■ **Exercise aim**
Nothing but the lines from the one containing "Type out the text in this image." to the end of the data should be returned, each exactly as written.

○ ○ ○

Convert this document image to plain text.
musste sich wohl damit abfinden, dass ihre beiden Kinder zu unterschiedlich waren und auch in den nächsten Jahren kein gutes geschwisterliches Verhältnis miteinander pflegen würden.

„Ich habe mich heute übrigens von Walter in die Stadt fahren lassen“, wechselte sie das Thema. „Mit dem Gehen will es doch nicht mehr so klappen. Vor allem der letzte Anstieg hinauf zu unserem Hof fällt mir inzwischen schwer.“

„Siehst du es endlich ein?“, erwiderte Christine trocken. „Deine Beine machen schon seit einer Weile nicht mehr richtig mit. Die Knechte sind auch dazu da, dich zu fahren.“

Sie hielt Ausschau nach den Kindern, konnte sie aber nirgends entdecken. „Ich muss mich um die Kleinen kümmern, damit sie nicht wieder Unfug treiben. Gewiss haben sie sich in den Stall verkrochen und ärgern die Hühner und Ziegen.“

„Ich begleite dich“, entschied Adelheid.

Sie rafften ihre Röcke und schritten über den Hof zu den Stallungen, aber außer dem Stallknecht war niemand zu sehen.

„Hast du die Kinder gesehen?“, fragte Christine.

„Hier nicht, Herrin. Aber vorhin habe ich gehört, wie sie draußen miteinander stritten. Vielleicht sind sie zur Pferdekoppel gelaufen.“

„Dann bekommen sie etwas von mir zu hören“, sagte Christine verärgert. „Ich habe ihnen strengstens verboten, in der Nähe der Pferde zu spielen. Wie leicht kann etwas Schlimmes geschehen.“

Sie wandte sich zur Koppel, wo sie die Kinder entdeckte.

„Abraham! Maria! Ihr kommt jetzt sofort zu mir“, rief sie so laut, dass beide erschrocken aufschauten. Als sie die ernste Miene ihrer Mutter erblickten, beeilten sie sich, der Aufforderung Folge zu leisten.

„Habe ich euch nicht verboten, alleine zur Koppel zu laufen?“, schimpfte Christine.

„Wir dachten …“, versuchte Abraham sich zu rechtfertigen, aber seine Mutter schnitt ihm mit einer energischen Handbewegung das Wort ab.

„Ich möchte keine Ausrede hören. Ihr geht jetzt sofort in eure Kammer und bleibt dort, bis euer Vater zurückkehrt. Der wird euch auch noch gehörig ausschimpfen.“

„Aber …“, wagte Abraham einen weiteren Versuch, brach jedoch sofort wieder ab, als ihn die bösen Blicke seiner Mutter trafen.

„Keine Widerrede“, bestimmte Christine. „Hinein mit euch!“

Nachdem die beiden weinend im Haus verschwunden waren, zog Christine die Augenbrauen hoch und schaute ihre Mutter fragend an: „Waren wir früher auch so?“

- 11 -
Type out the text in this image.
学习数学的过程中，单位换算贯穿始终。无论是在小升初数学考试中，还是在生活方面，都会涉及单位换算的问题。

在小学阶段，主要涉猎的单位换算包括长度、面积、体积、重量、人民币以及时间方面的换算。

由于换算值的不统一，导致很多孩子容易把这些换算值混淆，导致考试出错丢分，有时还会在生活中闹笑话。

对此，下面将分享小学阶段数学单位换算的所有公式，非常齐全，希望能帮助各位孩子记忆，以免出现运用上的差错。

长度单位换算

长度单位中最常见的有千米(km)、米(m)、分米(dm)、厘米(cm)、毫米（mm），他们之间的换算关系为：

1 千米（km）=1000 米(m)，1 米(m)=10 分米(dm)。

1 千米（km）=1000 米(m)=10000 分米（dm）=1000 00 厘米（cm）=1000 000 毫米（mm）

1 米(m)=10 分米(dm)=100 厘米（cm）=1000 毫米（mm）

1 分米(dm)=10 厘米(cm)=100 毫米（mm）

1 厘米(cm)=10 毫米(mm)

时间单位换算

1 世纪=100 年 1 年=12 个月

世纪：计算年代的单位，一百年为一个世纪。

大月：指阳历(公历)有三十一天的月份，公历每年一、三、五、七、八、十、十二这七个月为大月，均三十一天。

○ ○ ○

■ **Task output**
Type out the text in this image.
学习数学的过程中，单位换算贯穿始终。无论是在小升初数学考试中，还是在生活方面，都会涉及单位换算的问题。

在小学阶段，主要涉猎的单位换算包括长度、面积、体积、重量、人民币以及时间方面的换算。

由于换算值的不统一，导致很多孩子容易把这些换算值混淆，导致考试出错丢分，有时还会在生活中闹笑话。

对此，下面将分享小学阶段数学单位换算的所有公式，非常齐全，希望能帮助各位孩子记忆，以免出现运用上的差错。

长度单位换算

长度单位中最常见的有千米(km)、米(m)、分米(dm)、厘米(cm)、毫米（mm），他们之间的换算关系为：

1 千米（km）=1000 米(m)，1 米(m)=10 分米(dm)。

1 千米（km）=1000 米(m)=10000 分米（dm）=1000 00 厘米（cm）=1000 000 毫米（mm）

1 米(m)=10 分米(dm)=100 厘米（cm）=1000 毫米（mm）

1 分米(dm)=10 厘米(cm)=100 毫米（mm）

1 厘米(cm)=10 毫米(mm)

时间单位换算

1 世纪=100 年 1 年=12 个月

世纪：计算年代的单位，一百年为一个世纪。

大月：指阳历(公历)有三十一天的月份，公历每年一、三、五、七、八、十、十二这七个月为大月，均三十一天。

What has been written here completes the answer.